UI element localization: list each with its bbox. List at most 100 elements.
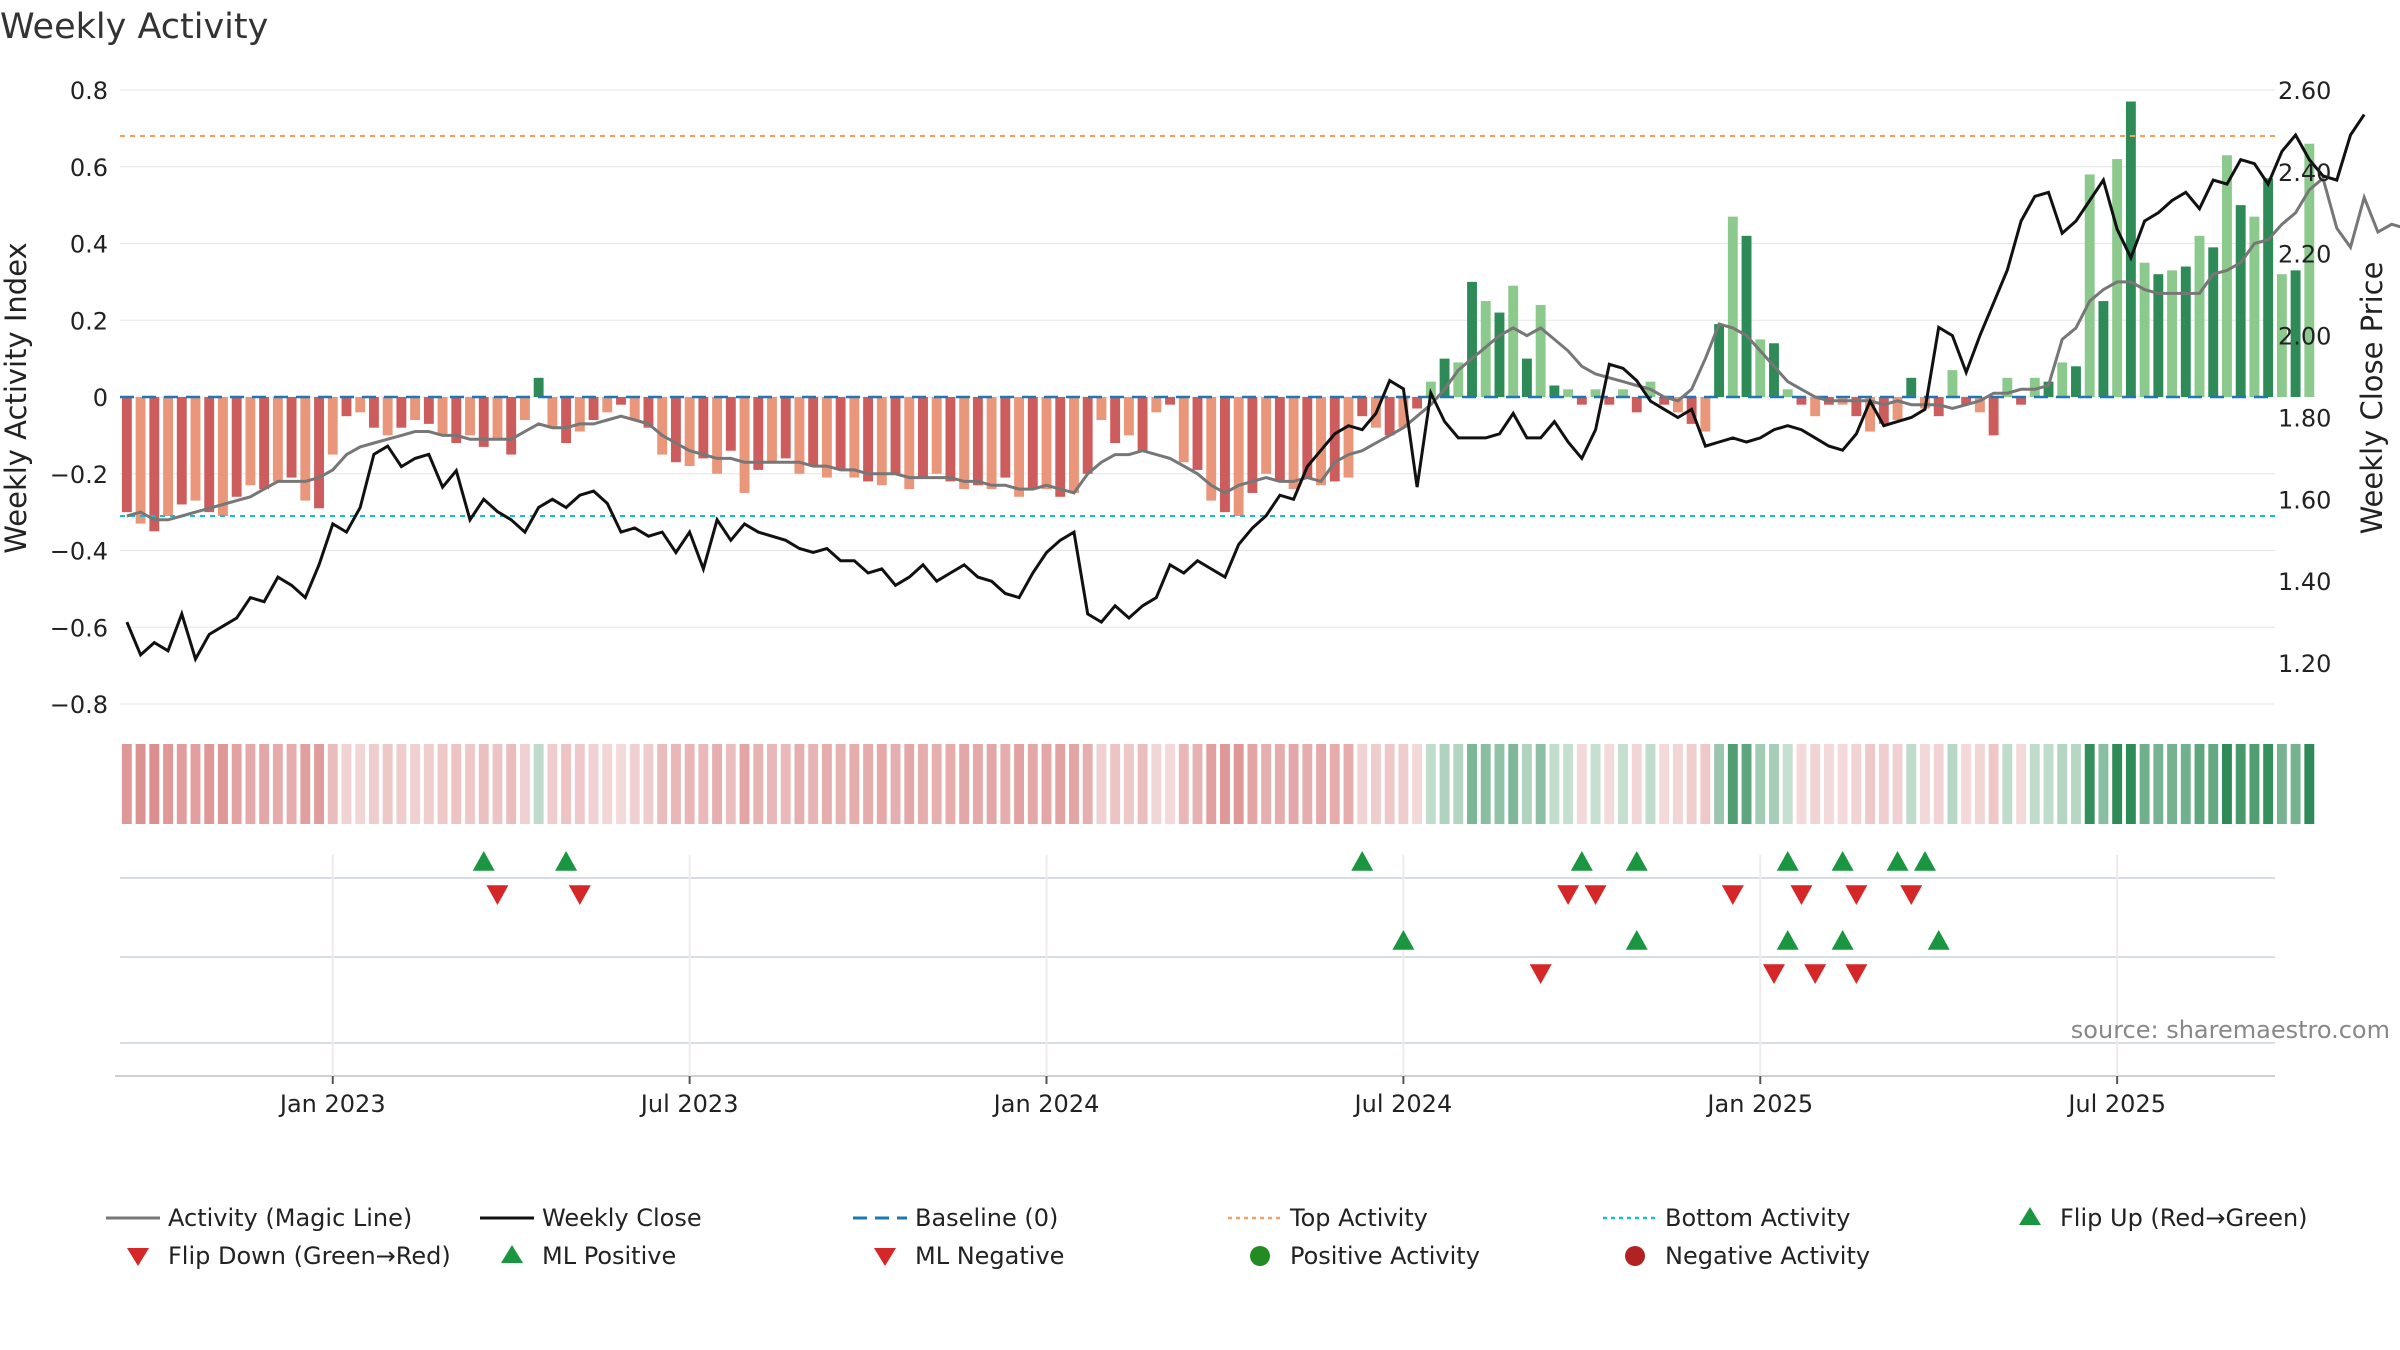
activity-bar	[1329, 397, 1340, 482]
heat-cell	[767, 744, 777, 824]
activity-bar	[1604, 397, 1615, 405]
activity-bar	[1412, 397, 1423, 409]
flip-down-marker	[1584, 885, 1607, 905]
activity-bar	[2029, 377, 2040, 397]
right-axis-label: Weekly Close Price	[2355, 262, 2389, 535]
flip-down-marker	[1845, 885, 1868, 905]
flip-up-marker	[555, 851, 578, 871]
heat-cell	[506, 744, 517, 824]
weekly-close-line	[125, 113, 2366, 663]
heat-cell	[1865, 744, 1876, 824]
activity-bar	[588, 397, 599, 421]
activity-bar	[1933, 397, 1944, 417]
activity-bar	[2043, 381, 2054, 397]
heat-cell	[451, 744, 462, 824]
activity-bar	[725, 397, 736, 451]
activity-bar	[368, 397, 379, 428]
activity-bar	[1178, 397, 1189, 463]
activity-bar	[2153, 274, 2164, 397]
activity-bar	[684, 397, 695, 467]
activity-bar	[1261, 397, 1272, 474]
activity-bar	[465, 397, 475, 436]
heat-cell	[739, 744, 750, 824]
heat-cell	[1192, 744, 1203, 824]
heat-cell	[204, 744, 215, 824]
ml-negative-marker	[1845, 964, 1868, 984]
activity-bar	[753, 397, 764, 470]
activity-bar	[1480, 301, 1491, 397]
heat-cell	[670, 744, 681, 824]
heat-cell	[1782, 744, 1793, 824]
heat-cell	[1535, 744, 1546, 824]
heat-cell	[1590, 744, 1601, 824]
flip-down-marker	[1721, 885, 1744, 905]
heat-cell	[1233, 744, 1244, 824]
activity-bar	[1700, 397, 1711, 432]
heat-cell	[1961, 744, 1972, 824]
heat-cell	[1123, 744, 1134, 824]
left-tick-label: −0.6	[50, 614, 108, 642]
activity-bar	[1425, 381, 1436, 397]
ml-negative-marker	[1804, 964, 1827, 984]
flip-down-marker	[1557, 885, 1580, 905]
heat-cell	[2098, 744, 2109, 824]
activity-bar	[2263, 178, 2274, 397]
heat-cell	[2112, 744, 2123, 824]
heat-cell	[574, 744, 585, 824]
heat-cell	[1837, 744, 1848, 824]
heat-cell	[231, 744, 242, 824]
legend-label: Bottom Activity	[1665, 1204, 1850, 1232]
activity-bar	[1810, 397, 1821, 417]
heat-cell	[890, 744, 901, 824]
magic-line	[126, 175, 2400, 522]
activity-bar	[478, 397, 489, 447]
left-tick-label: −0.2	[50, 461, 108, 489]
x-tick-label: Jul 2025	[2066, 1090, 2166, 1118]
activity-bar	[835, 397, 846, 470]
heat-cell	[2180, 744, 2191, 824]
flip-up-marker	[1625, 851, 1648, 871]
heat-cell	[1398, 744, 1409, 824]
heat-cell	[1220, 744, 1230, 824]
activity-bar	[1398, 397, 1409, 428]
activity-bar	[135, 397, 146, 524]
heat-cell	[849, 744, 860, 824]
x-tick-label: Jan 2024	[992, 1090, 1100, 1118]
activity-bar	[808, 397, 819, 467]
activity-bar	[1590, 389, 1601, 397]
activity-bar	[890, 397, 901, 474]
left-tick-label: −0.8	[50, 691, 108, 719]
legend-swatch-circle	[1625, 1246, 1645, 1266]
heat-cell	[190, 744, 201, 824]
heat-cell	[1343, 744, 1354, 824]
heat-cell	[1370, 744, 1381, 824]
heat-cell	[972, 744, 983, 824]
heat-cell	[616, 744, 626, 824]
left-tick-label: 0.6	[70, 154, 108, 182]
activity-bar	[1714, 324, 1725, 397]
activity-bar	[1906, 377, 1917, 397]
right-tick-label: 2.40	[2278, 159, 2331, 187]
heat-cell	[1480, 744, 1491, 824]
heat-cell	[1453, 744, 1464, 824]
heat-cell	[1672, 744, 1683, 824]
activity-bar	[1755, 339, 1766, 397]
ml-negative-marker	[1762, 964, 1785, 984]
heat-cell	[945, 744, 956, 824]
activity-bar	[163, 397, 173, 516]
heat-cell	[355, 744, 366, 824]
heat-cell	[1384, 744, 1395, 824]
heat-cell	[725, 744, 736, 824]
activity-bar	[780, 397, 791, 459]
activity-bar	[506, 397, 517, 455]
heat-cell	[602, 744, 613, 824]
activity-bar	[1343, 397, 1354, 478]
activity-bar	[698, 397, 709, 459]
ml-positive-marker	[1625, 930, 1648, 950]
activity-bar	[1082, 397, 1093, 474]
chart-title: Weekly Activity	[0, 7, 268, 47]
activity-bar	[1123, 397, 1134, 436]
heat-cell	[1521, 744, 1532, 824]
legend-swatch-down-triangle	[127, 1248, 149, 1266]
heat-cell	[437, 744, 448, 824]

> **Task to carry out**
Identify each row that contains the string "marker", and copy all of those rows in full.

> **Result for this task**
flip-down-marker	[1584, 885, 1607, 905]
flip-down-marker	[1845, 885, 1868, 905]
flip-up-marker	[555, 851, 578, 871]
ml-negative-marker	[1845, 964, 1868, 984]
flip-down-marker	[1721, 885, 1744, 905]
ml-negative-marker	[1804, 964, 1827, 984]
flip-down-marker	[1557, 885, 1580, 905]
flip-up-marker	[1625, 851, 1648, 871]
ml-negative-marker	[1762, 964, 1785, 984]
ml-positive-marker	[1625, 930, 1648, 950]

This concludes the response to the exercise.